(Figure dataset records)

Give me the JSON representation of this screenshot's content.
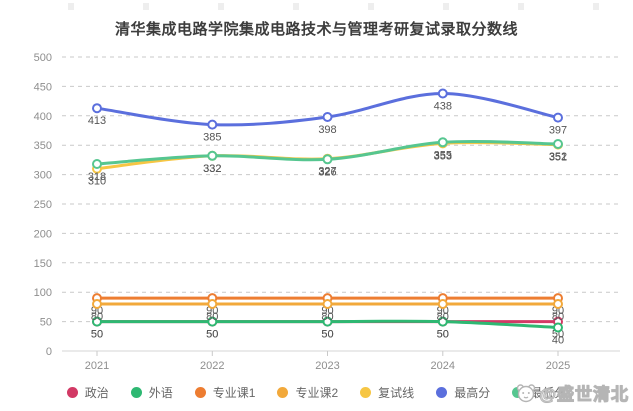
{
  "page": {
    "watermark_text": "@盛世清北",
    "background": "#ffffff"
  },
  "chart_data": {
    "type": "line",
    "title": "清华集成电路学院集成电路技术与管理考研复试录取分数线",
    "categories": [
      "2021",
      "2022",
      "2023",
      "2024",
      "2025"
    ],
    "xlabel": "",
    "ylabel": "",
    "ylim": [
      0,
      500
    ],
    "y_tick_step": 50,
    "grid": "horizontal-dashed",
    "legend_position": "bottom",
    "line_style": "smooth",
    "series": [
      {
        "id": "politics",
        "name": "政治",
        "color": "#d23965",
        "values": [
          50,
          50,
          50,
          50,
          50
        ]
      },
      {
        "id": "foreign-language",
        "name": "外语",
        "color": "#2eb872",
        "values": [
          50,
          50,
          50,
          50,
          40
        ]
      },
      {
        "id": "major-course-1",
        "name": "专业课1",
        "color": "#ed7d31",
        "values": [
          90,
          90,
          90,
          90,
          90
        ]
      },
      {
        "id": "major-course-2",
        "name": "专业课2",
        "color": "#f2a93b",
        "values": [
          80,
          80,
          80,
          80,
          80
        ]
      },
      {
        "id": "retest-line",
        "name": "复试线",
        "color": "#f6c644",
        "values": [
          310,
          332,
          327,
          353,
          351
        ]
      },
      {
        "id": "highest-score",
        "name": "最高分",
        "color": "#5b6fdd",
        "values": [
          413,
          385,
          398,
          438,
          397
        ]
      },
      {
        "id": "lowest-score",
        "name": "最低分",
        "color": "#56c690",
        "values": [
          318,
          332,
          326,
          355,
          352
        ]
      }
    ]
  }
}
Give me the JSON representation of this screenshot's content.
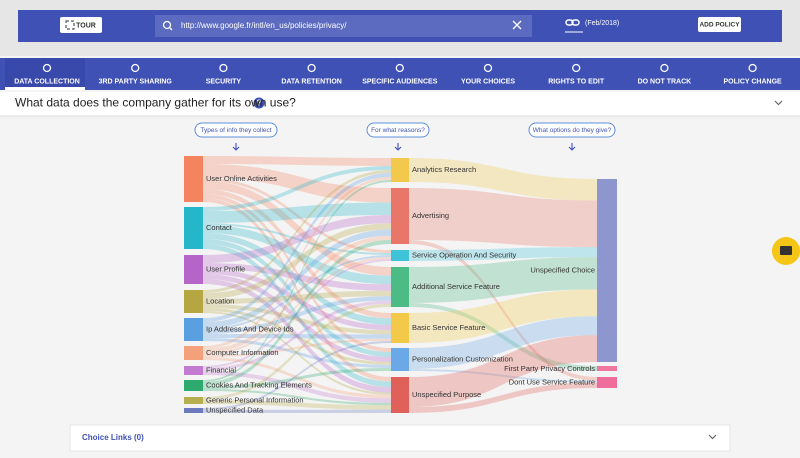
{
  "toolbar": {
    "tour": "TOUR",
    "url": "http://www.google.fr/intl/en_us/policies/privacy/",
    "date": "(Feb/2018)",
    "add_policy": "ADD POLICY"
  },
  "tabs": [
    "DATA COLLECTION",
    "3RD PARTY SHARING",
    "SECURITY",
    "DATA RETENTION",
    "SPECIFIC AUDIENCES",
    "YOUR CHOICES",
    "RIGHTS TO EDIT",
    "DO NOT TRACK",
    "POLICY CHANGE"
  ],
  "question": "What data does the company gather for its own use?",
  "columns": [
    "Types of info they collect",
    "For what reasons?",
    "What options do they give?"
  ],
  "sankey": {
    "sources": [
      "User Online Activities",
      "Contact",
      "User Profile",
      "Location",
      "Ip Address And Device Ids",
      "Computer Information",
      "Financial",
      "Cookies And Tracking Elements",
      "Generic Personal Information",
      "Unspecified Data"
    ],
    "purposes": [
      "Analytics Research",
      "Advertising",
      "Service Operation And Security",
      "Additional Service Feature",
      "Basic Service Feature",
      "Personalization Customization",
      "Unspecified Purpose"
    ],
    "choices": [
      "Unspecified Choice",
      "First Party Privacy Controls",
      "Dont Use Service Feature"
    ]
  },
  "choice_links": "Choice Links (0)"
}
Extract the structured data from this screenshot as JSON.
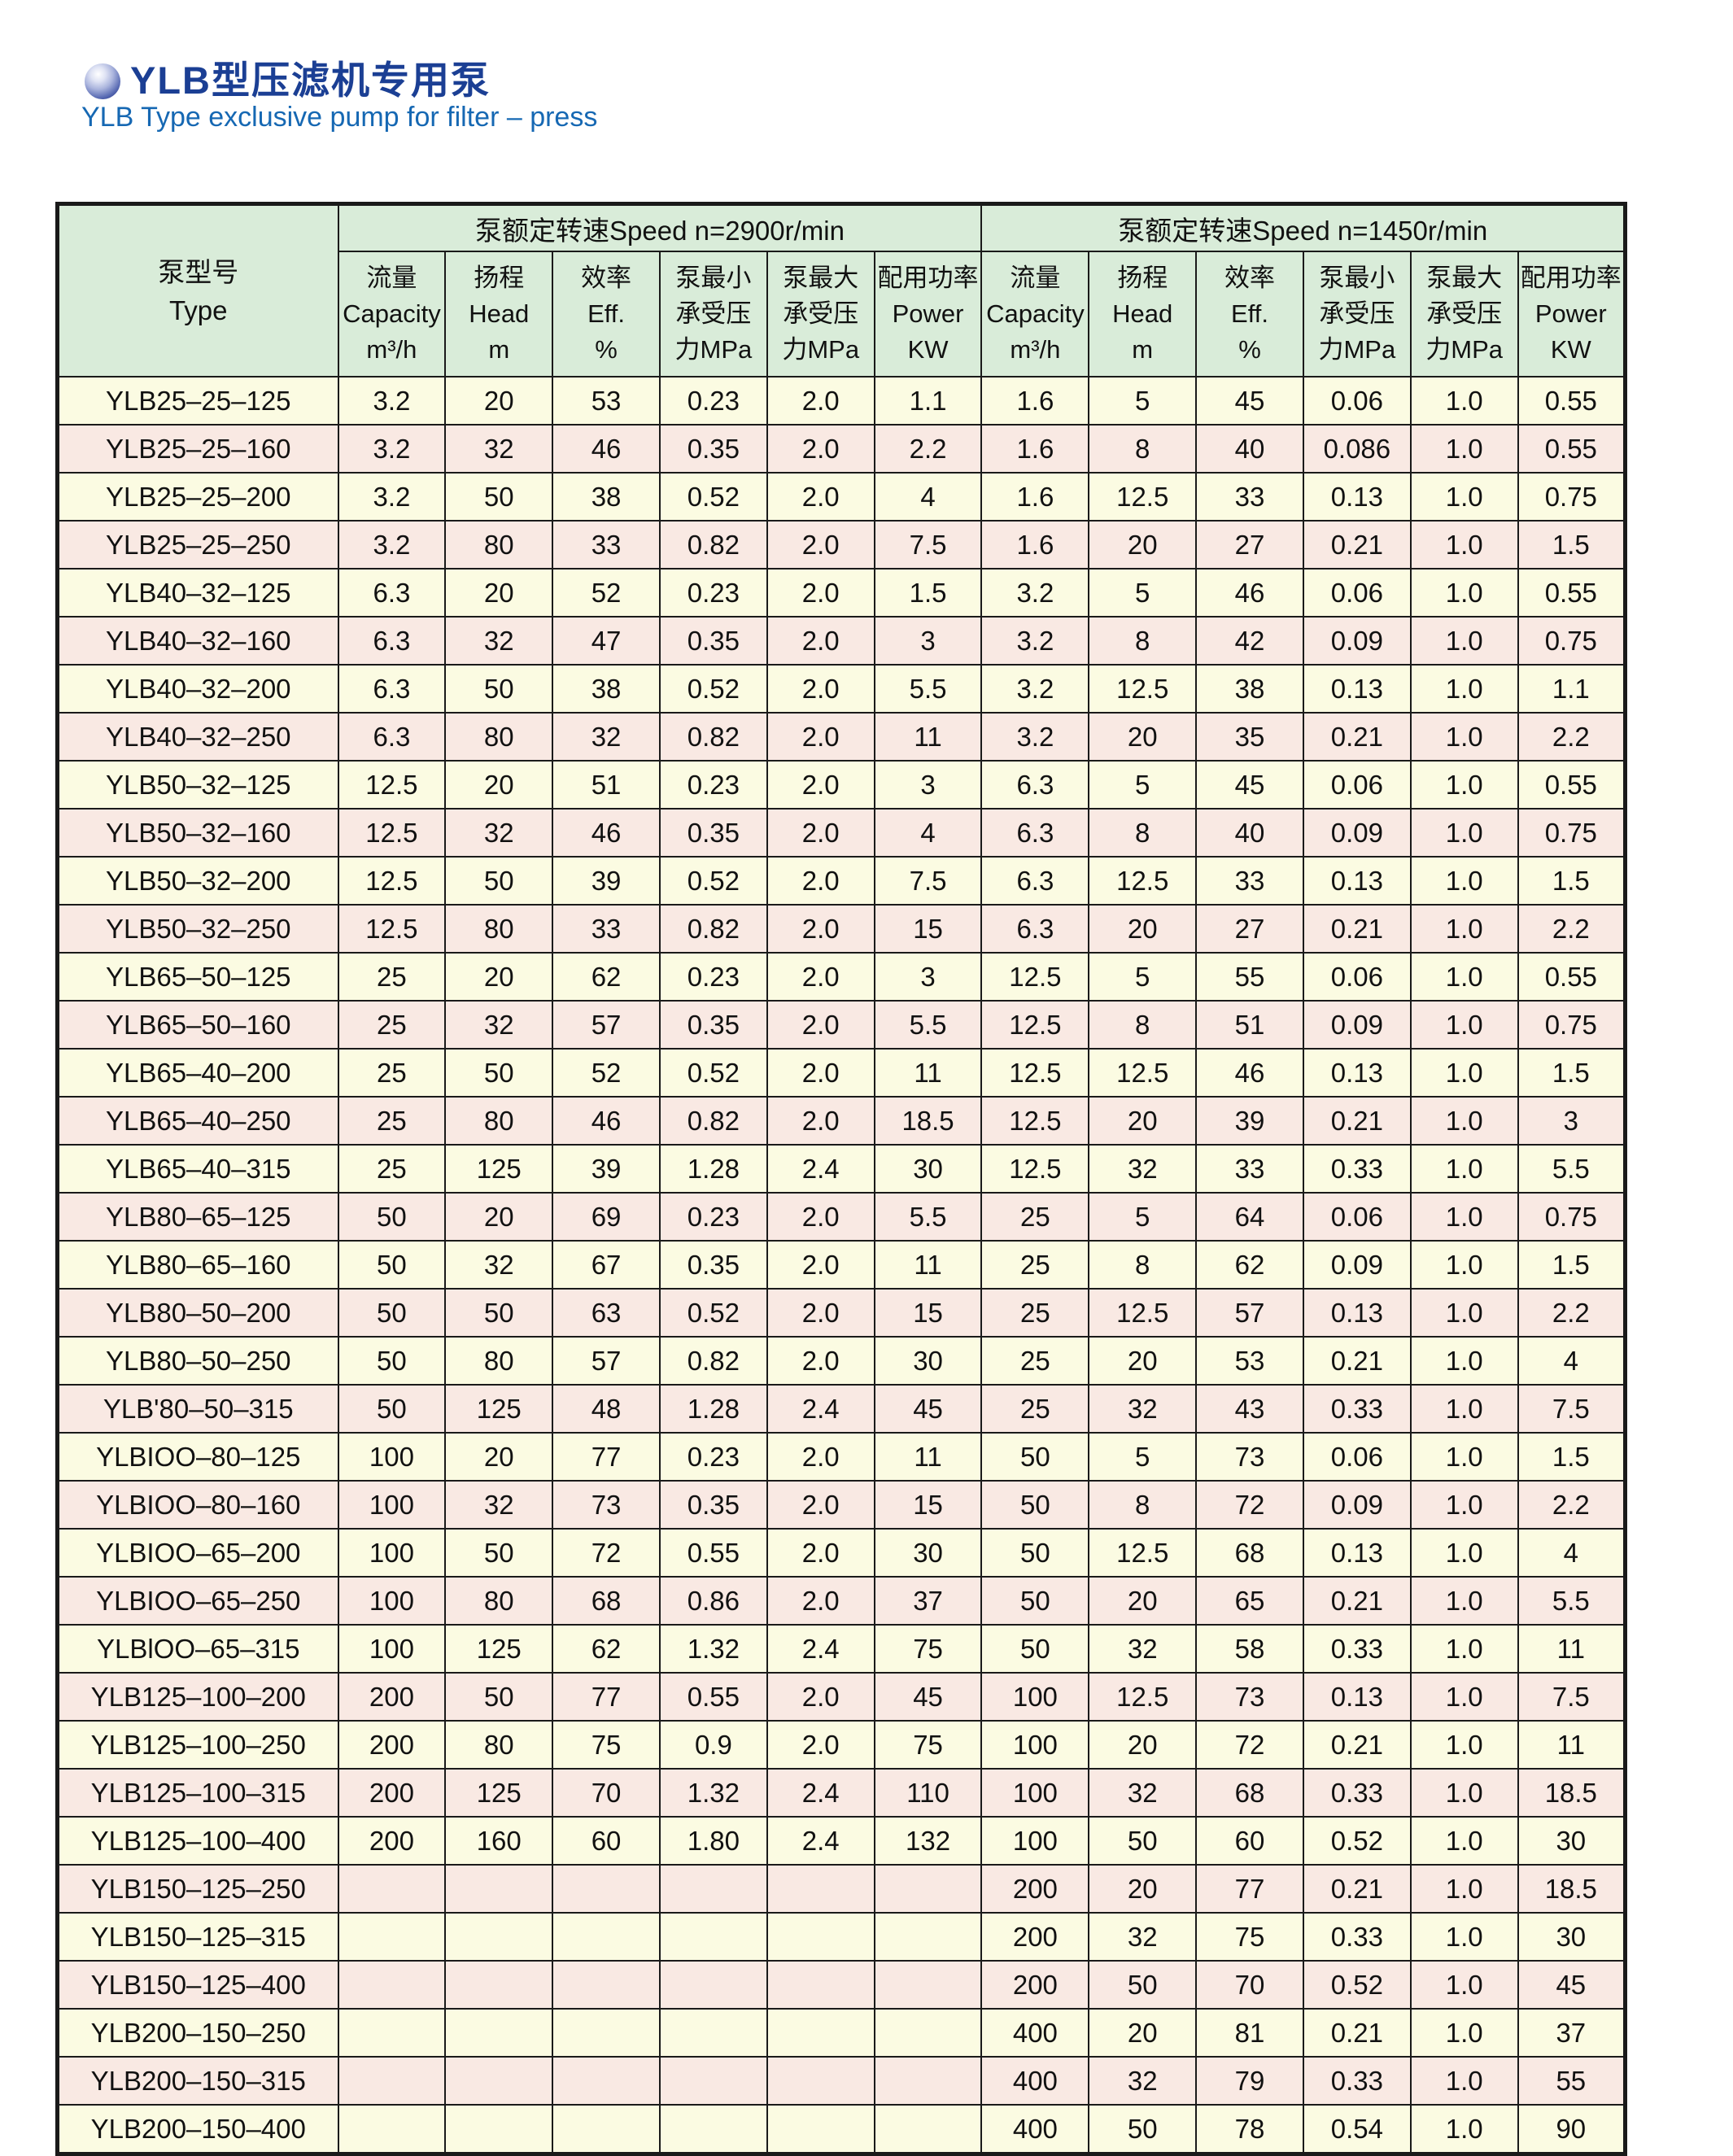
{
  "title": {
    "zh": "YLB型压滤机专用泵",
    "en": "YLB Type exclusive pump for filter – press"
  },
  "table": {
    "type_header": {
      "zh": "泵型号",
      "en": "Type"
    },
    "groups": [
      {
        "label": "泵额定转速Speed n=2900r/min"
      },
      {
        "label": "泵额定转速Speed n=1450r/min"
      }
    ],
    "sub_headers": [
      {
        "lines": [
          "流量",
          "Capacity",
          "m³/h"
        ]
      },
      {
        "lines": [
          "扬程",
          "Head",
          "m"
        ]
      },
      {
        "lines": [
          "效率",
          "Eff.",
          "%"
        ]
      },
      {
        "lines": [
          "泵最小",
          "承受压",
          "力MPa"
        ]
      },
      {
        "lines": [
          "泵最大",
          "承受压",
          "力MPa"
        ]
      },
      {
        "lines": [
          "配用功率",
          "Power",
          "KW"
        ]
      }
    ],
    "rows": [
      {
        "type": "YLB25–25–125",
        "v2900": [
          "3.2",
          "20",
          "53",
          "0.23",
          "2.0",
          "1.1"
        ],
        "v1450": [
          "1.6",
          "5",
          "45",
          "0.06",
          "1.0",
          "0.55"
        ]
      },
      {
        "type": "YLB25–25–160",
        "v2900": [
          "3.2",
          "32",
          "46",
          "0.35",
          "2.0",
          "2.2"
        ],
        "v1450": [
          "1.6",
          "8",
          "40",
          "0.086",
          "1.0",
          "0.55"
        ]
      },
      {
        "type": "YLB25–25–200",
        "v2900": [
          "3.2",
          "50",
          "38",
          "0.52",
          "2.0",
          "4"
        ],
        "v1450": [
          "1.6",
          "12.5",
          "33",
          "0.13",
          "1.0",
          "0.75"
        ]
      },
      {
        "type": "YLB25–25–250",
        "v2900": [
          "3.2",
          "80",
          "33",
          "0.82",
          "2.0",
          "7.5"
        ],
        "v1450": [
          "1.6",
          "20",
          "27",
          "0.21",
          "1.0",
          "1.5"
        ]
      },
      {
        "type": "YLB40–32–125",
        "v2900": [
          "6.3",
          "20",
          "52",
          "0.23",
          "2.0",
          "1.5"
        ],
        "v1450": [
          "3.2",
          "5",
          "46",
          "0.06",
          "1.0",
          "0.55"
        ]
      },
      {
        "type": "YLB40–32–160",
        "v2900": [
          "6.3",
          "32",
          "47",
          "0.35",
          "2.0",
          "3"
        ],
        "v1450": [
          "3.2",
          "8",
          "42",
          "0.09",
          "1.0",
          "0.75"
        ]
      },
      {
        "type": "YLB40–32–200",
        "v2900": [
          "6.3",
          "50",
          "38",
          "0.52",
          "2.0",
          "5.5"
        ],
        "v1450": [
          "3.2",
          "12.5",
          "38",
          "0.13",
          "1.0",
          "1.1"
        ]
      },
      {
        "type": "YLB40–32–250",
        "v2900": [
          "6.3",
          "80",
          "32",
          "0.82",
          "2.0",
          "11"
        ],
        "v1450": [
          "3.2",
          "20",
          "35",
          "0.21",
          "1.0",
          "2.2"
        ]
      },
      {
        "type": "YLB50–32–125",
        "v2900": [
          "12.5",
          "20",
          "51",
          "0.23",
          "2.0",
          "3"
        ],
        "v1450": [
          "6.3",
          "5",
          "45",
          "0.06",
          "1.0",
          "0.55"
        ]
      },
      {
        "type": "YLB50–32–160",
        "v2900": [
          "12.5",
          "32",
          "46",
          "0.35",
          "2.0",
          "4"
        ],
        "v1450": [
          "6.3",
          "8",
          "40",
          "0.09",
          "1.0",
          "0.75"
        ]
      },
      {
        "type": "YLB50–32–200",
        "v2900": [
          "12.5",
          "50",
          "39",
          "0.52",
          "2.0",
          "7.5"
        ],
        "v1450": [
          "6.3",
          "12.5",
          "33",
          "0.13",
          "1.0",
          "1.5"
        ]
      },
      {
        "type": "YLB50–32–250",
        "v2900": [
          "12.5",
          "80",
          "33",
          "0.82",
          "2.0",
          "15"
        ],
        "v1450": [
          "6.3",
          "20",
          "27",
          "0.21",
          "1.0",
          "2.2"
        ]
      },
      {
        "type": "YLB65–50–125",
        "v2900": [
          "25",
          "20",
          "62",
          "0.23",
          "2.0",
          "3"
        ],
        "v1450": [
          "12.5",
          "5",
          "55",
          "0.06",
          "1.0",
          "0.55"
        ]
      },
      {
        "type": "YLB65–50–160",
        "v2900": [
          "25",
          "32",
          "57",
          "0.35",
          "2.0",
          "5.5"
        ],
        "v1450": [
          "12.5",
          "8",
          "51",
          "0.09",
          "1.0",
          "0.75"
        ]
      },
      {
        "type": "YLB65–40–200",
        "v2900": [
          "25",
          "50",
          "52",
          "0.52",
          "2.0",
          "11"
        ],
        "v1450": [
          "12.5",
          "12.5",
          "46",
          "0.13",
          "1.0",
          "1.5"
        ]
      },
      {
        "type": "YLB65–40–250",
        "v2900": [
          "25",
          "80",
          "46",
          "0.82",
          "2.0",
          "18.5"
        ],
        "v1450": [
          "12.5",
          "20",
          "39",
          "0.21",
          "1.0",
          "3"
        ]
      },
      {
        "type": "YLB65–40–315",
        "v2900": [
          "25",
          "125",
          "39",
          "1.28",
          "2.4",
          "30"
        ],
        "v1450": [
          "12.5",
          "32",
          "33",
          "0.33",
          "1.0",
          "5.5"
        ]
      },
      {
        "type": "YLB80–65–125",
        "v2900": [
          "50",
          "20",
          "69",
          "0.23",
          "2.0",
          "5.5"
        ],
        "v1450": [
          "25",
          "5",
          "64",
          "0.06",
          "1.0",
          "0.75"
        ]
      },
      {
        "type": "YLB80–65–160",
        "v2900": [
          "50",
          "32",
          "67",
          "0.35",
          "2.0",
          "11"
        ],
        "v1450": [
          "25",
          "8",
          "62",
          "0.09",
          "1.0",
          "1.5"
        ]
      },
      {
        "type": "YLB80–50–200",
        "v2900": [
          "50",
          "50",
          "63",
          "0.52",
          "2.0",
          "15"
        ],
        "v1450": [
          "25",
          "12.5",
          "57",
          "0.13",
          "1.0",
          "2.2"
        ]
      },
      {
        "type": "YLB80–50–250",
        "v2900": [
          "50",
          "80",
          "57",
          "0.82",
          "2.0",
          "30"
        ],
        "v1450": [
          "25",
          "20",
          "53",
          "0.21",
          "1.0",
          "4"
        ]
      },
      {
        "type": "YLB'80–50–315",
        "v2900": [
          "50",
          "125",
          "48",
          "1.28",
          "2.4",
          "45"
        ],
        "v1450": [
          "25",
          "32",
          "43",
          "0.33",
          "1.0",
          "7.5"
        ]
      },
      {
        "type": "YLBIOO–80–125",
        "v2900": [
          "100",
          "20",
          "77",
          "0.23",
          "2.0",
          "11"
        ],
        "v1450": [
          "50",
          "5",
          "73",
          "0.06",
          "1.0",
          "1.5"
        ]
      },
      {
        "type": "YLBIOO–80–160",
        "v2900": [
          "100",
          "32",
          "73",
          "0.35",
          "2.0",
          "15"
        ],
        "v1450": [
          "50",
          "8",
          "72",
          "0.09",
          "1.0",
          "2.2"
        ]
      },
      {
        "type": "YLBIOO–65–200",
        "v2900": [
          "100",
          "50",
          "72",
          "0.55",
          "2.0",
          "30"
        ],
        "v1450": [
          "50",
          "12.5",
          "68",
          "0.13",
          "1.0",
          "4"
        ]
      },
      {
        "type": "YLBIOO–65–250",
        "v2900": [
          "100",
          "80",
          "68",
          "0.86",
          "2.0",
          "37"
        ],
        "v1450": [
          "50",
          "20",
          "65",
          "0.21",
          "1.0",
          "5.5"
        ]
      },
      {
        "type": "YLBlOO–65–315",
        "v2900": [
          "100",
          "125",
          "62",
          "1.32",
          "2.4",
          "75"
        ],
        "v1450": [
          "50",
          "32",
          "58",
          "0.33",
          "1.0",
          "11"
        ]
      },
      {
        "type": "YLB125–100–200",
        "v2900": [
          "200",
          "50",
          "77",
          "0.55",
          "2.0",
          "45"
        ],
        "v1450": [
          "100",
          "12.5",
          "73",
          "0.13",
          "1.0",
          "7.5"
        ]
      },
      {
        "type": "YLB125–100–250",
        "v2900": [
          "200",
          "80",
          "75",
          "0.9",
          "2.0",
          "75"
        ],
        "v1450": [
          "100",
          "20",
          "72",
          "0.21",
          "1.0",
          "11"
        ]
      },
      {
        "type": "YLB125–100–315",
        "v2900": [
          "200",
          "125",
          "70",
          "1.32",
          "2.4",
          "110"
        ],
        "v1450": [
          "100",
          "32",
          "68",
          "0.33",
          "1.0",
          "18.5"
        ]
      },
      {
        "type": "YLB125–100–400",
        "v2900": [
          "200",
          "160",
          "60",
          "1.80",
          "2.4",
          "132"
        ],
        "v1450": [
          "100",
          "50",
          "60",
          "0.52",
          "1.0",
          "30"
        ]
      },
      {
        "type": "YLB150–125–250",
        "v2900": [
          "",
          "",
          "",
          "",
          "",
          ""
        ],
        "v1450": [
          "200",
          "20",
          "77",
          "0.21",
          "1.0",
          "18.5"
        ]
      },
      {
        "type": "YLB150–125–315",
        "v2900": [
          "",
          "",
          "",
          "",
          "",
          ""
        ],
        "v1450": [
          "200",
          "32",
          "75",
          "0.33",
          "1.0",
          "30"
        ]
      },
      {
        "type": "YLB150–125–400",
        "v2900": [
          "",
          "",
          "",
          "",
          "",
          ""
        ],
        "v1450": [
          "200",
          "50",
          "70",
          "0.52",
          "1.0",
          "45"
        ]
      },
      {
        "type": "YLB200–150–250",
        "v2900": [
          "",
          "",
          "",
          "",
          "",
          ""
        ],
        "v1450": [
          "400",
          "20",
          "81",
          "0.21",
          "1.0",
          "37"
        ]
      },
      {
        "type": "YLB200–150–315",
        "v2900": [
          "",
          "",
          "",
          "",
          "",
          ""
        ],
        "v1450": [
          "400",
          "32",
          "79",
          "0.33",
          "1.0",
          "55"
        ]
      },
      {
        "type": "YLB200–150–400",
        "v2900": [
          "",
          "",
          "",
          "",
          "",
          ""
        ],
        "v1450": [
          "400",
          "50",
          "78",
          "0.54",
          "1.0",
          "90"
        ]
      }
    ]
  }
}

WHAT YOU NEED TO DO: Lines that hold "they" are the ones to copy; find all of them.

TASK ANSWER:
    "Types of info they collect",
    "What options do they give?"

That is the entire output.